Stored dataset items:
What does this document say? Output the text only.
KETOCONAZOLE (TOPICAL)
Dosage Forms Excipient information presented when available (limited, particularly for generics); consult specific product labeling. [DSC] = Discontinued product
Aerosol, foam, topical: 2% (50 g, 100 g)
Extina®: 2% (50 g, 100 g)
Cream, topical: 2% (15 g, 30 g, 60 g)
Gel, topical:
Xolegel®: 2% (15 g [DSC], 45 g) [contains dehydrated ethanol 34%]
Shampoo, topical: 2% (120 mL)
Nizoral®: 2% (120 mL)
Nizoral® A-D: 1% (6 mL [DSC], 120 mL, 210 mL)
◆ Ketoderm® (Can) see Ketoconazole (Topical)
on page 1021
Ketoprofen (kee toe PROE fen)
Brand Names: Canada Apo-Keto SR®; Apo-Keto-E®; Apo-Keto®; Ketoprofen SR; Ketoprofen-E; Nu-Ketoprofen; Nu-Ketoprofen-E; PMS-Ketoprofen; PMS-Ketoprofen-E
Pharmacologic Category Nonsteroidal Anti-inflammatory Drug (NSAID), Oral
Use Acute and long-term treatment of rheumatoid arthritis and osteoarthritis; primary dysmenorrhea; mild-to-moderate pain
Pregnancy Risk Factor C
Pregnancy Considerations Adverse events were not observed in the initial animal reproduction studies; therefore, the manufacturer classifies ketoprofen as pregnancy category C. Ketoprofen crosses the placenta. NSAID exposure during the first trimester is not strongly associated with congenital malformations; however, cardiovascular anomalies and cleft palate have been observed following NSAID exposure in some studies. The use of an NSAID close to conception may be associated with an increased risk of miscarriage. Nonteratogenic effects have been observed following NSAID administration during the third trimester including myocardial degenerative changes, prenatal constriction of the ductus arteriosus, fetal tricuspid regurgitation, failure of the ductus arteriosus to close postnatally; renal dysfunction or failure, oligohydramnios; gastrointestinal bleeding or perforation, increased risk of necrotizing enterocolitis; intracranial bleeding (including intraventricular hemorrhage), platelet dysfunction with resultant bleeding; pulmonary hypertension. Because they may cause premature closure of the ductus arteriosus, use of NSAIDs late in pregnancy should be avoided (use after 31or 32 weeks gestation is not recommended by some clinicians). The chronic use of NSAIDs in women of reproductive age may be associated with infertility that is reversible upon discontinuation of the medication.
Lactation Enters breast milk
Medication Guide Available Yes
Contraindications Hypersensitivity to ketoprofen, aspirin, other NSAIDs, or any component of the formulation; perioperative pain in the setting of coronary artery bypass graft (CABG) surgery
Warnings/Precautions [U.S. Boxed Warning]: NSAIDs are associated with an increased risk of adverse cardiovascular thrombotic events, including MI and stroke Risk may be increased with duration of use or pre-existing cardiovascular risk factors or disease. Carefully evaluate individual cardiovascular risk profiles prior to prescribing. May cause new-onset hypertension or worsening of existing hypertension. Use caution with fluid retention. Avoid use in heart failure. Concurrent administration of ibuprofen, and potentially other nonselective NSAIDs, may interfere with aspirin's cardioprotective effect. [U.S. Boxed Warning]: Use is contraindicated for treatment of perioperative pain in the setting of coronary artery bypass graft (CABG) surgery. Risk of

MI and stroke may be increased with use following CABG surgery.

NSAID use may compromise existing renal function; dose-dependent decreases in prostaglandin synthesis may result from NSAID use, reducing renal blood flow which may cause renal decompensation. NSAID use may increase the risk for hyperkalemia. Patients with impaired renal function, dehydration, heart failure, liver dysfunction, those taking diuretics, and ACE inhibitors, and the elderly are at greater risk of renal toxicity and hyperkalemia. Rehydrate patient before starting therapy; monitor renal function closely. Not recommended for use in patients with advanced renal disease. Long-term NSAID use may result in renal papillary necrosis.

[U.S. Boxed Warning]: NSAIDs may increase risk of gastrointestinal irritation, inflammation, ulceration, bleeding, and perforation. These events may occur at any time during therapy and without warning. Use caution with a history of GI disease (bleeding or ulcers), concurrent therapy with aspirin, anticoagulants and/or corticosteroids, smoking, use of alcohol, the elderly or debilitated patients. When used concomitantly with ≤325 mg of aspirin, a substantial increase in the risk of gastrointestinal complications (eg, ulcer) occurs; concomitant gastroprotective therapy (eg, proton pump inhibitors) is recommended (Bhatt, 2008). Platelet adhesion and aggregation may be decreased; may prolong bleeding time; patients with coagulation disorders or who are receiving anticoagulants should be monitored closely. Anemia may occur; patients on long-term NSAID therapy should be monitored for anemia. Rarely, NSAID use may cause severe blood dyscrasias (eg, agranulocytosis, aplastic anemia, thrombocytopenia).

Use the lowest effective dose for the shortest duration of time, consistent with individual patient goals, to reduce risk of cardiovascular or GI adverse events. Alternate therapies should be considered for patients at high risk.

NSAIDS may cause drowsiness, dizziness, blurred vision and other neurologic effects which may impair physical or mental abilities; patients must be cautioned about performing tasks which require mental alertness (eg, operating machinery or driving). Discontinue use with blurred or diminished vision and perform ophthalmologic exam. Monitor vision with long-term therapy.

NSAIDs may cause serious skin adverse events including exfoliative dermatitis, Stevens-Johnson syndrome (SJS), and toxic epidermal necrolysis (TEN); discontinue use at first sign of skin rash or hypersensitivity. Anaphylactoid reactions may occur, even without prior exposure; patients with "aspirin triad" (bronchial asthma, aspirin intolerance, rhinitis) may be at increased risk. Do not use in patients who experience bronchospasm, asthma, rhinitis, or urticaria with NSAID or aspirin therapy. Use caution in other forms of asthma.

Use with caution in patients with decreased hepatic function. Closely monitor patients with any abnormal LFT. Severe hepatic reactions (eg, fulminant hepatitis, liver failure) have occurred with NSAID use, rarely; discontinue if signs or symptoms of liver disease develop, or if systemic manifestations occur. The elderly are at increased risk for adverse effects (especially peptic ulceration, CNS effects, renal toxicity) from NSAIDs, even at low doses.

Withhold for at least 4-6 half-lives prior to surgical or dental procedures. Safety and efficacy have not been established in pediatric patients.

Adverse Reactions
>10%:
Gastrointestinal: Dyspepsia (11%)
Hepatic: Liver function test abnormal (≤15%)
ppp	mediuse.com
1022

### Problem description
Provide all the records again, word for word.

### Finished task
What does this document say? Output the text only.
KETOCONAZOLE (TOPICAL)
Dosage Forms Excipient information presented when available (limited, particularly for generics); consult specific product labeling. [DSC] = Discontinued product
Aerosol, foam, topical: 2% (50 g, 100 g)
Extina®: 2% (50 g, 100 g)
Cream, topical: 2% (15 g, 30 g, 60 g)
Gel, topical:
Xolegel®: 2% (15 g [DSC], 45 g) [contains dehydrated ethanol 34%]
Shampoo, topical: 2% (120 mL)
Nizoral®: 2% (120 mL)
Nizoral® A-D: 1% (6 mL [DSC], 120 mL, 210 mL)
◆ Ketoderm® (Can) see Ketoconazole (Topical)
on page 1021
Ketoprofen (kee toe PROE fen)
Brand Names: Canada Apo-Keto SR®; Apo-Keto-E®; Apo-Keto®; Ketoprofen SR; Ketoprofen-E; Nu-Ketoprofen; Nu-Ketoprofen-E; PMS-Ketoprofen; PMS-Ketoprofen-E
Pharmacologic Category Nonsteroidal Anti-inflammatory Drug (NSAID), Oral
Use Acute and long-term treatment of rheumatoid arthritis and osteoarthritis; primary dysmenorrhea; mild-to-moderate pain
Pregnancy Risk Factor C
Pregnancy Considerations Adverse events were not observed in the initial animal reproduction studies; therefore, the manufacturer classifies ketoprofen as pregnancy category C. Ketoprofen crosses the placenta. NSAID exposure during the first trimester is not strongly associated with congenital malformations; however, cardiovascular anomalies and cleft palate have been observed following NSAID exposure in some studies. The use of an NSAID close to conception may be associated with an increased risk of miscarriage. Nonteratogenic effects have been observed following NSAID administration during the third trimester including myocardial degenerative changes, prenatal constriction of the ductus arteriosus, fetal tricuspid regurgitation, failure of the ductus arteriosus to close postnatally; renal dysfunction or failure, oligohydramnios; gastrointestinal bleeding or perforation, increased risk of necrotizing enterocolitis; intracranial bleeding (including intraventricular hemorrhage), platelet dysfunction with resultant bleeding; pulmonary hypertension. Because they may cause premature closure of the ductus arteriosus, use of NSAIDs late in pregnancy should be avoided (use after 31or 32 weeks gestation is not recommended by some clinicians). The chronic use of NSAIDs in women of reproductive age may be associated with infertility that is reversible upon discontinuation of the medication.
Lactation Enters breast milk
Medication Guide Available Yes
Contraindications Hypersensitivity to ketoprofen, aspirin, other NSAIDs, or any component of the formulation; perioperative pain in the setting of coronary artery bypass graft (CABG) surgery
Warnings/Precautions [U.S. Boxed Warning]: NSAIDs are associated with an increased risk of adverse cardiovascular thrombotic events, including MI and stroke Risk may be increased with duration of use or pre-existing cardiovascular risk factors or disease. Carefully evaluate individual cardiovascular risk profiles prior to prescribing. May cause new-onset hypertension or worsening of existing hypertension. Use caution with fluid retention. Avoid use in heart failure. Concurrent administration of ibuprofen, and potentially other nonselective NSAIDs, may interfere with aspirin's cardioprotective effect. [U.S. Boxed Warning]: Use is contraindicated for treatment of perioperative pain in the setting of coronary artery bypass graft (CABG) surgery. Risk of

MI and stroke may be increased with use following CABG surgery.

NSAID use may compromise existing renal function; dose-dependent decreases in prostaglandin synthesis may result from NSAID use, reducing renal blood flow which may cause renal decompensation. NSAID use may increase the risk for hyperkalemia. Patients with impaired renal function, dehydration, heart failure, liver dysfunction, those taking diuretics, and ACE inhibitors, and the elderly are at greater risk of renal toxicity and hyperkalemia. Rehydrate patient before starting therapy; monitor renal function closely. Not recommended for use in patients with advanced renal disease. Long-term NSAID use may result in renal papillary necrosis.

[U.S. Boxed Warning]: NSAIDs may increase risk of gastrointestinal irritation, inflammation, ulceration, bleeding, and perforation. These events may occur at any time during therapy and without warning. Use caution with a history of GI disease (bleeding or ulcers), concurrent therapy with aspirin, anticoagulants and/or corticosteroids, smoking, use of alcohol, the elderly or debilitated patients. When used concomitantly with ≤325 mg of aspirin, a substantial increase in the risk of gastrointestinal complications (eg, ulcer) occurs; concomitant gastroprotective therapy (eg, proton pump inhibitors) is recommended (Bhatt, 2008). Platelet adhesion and aggregation may be decreased; may prolong bleeding time; patients with coagulation disorders or who are receiving anticoagulants should be monitored closely. Anemia may occur; patients on long-term NSAID therapy should be monitored for anemia. Rarely, NSAID use may cause severe blood dyscrasias (eg, agranulocytosis, aplastic anemia, thrombocytopenia).

Use the lowest effective dose for the shortest duration of time, consistent with individual patient goals, to reduce risk of cardiovascular or GI adverse events. Alternate therapies should be considered for patients at high risk.

NSAIDS may cause drowsiness, dizziness, blurred vision and other neurologic effects which may impair physical or mental abilities; patients must be cautioned about performing tasks which require mental alertness (eg, operating machinery or driving). Discontinue use with blurred or diminished vision and perform ophthalmologic exam. Monitor vision with long-term therapy.

NSAIDs may cause serious skin adverse events including exfoliative dermatitis, Stevens-Johnson syndrome (SJS), and toxic epidermal necrolysis (TEN); discontinue use at first sign of skin rash or hypersensitivity. Anaphylactoid reactions may occur, even without prior exposure; patients with "aspirin triad" (bronchial asthma, aspirin intolerance, rhinitis) may be at increased risk. Do not use in patients who experience bronchospasm, asthma, rhinitis, or urticaria with NSAID or aspirin therapy. Use caution in other forms of asthma.

Use with caution in patients with decreased hepatic function. Closely monitor patients with any abnormal LFT. Severe hepatic reactions (eg, fulminant hepatitis, liver failure) have occurred with NSAID use, rarely; discontinue if signs or symptoms of liver disease develop, or if systemic manifestations occur. The elderly are at increased risk for adverse effects (especially peptic ulceration, CNS effects, renal toxicity) from NSAIDs, even at low doses.

Withhold for at least 4-6 half-lives prior to surgical or dental procedures. Safety and efficacy have not been established in pediatric patients.

Adverse Reactions
>10%:
Gastrointestinal: Dyspepsia (11%)
Hepatic: Liver function test abnormal (≤15%)
ppp	mediuse.com
1022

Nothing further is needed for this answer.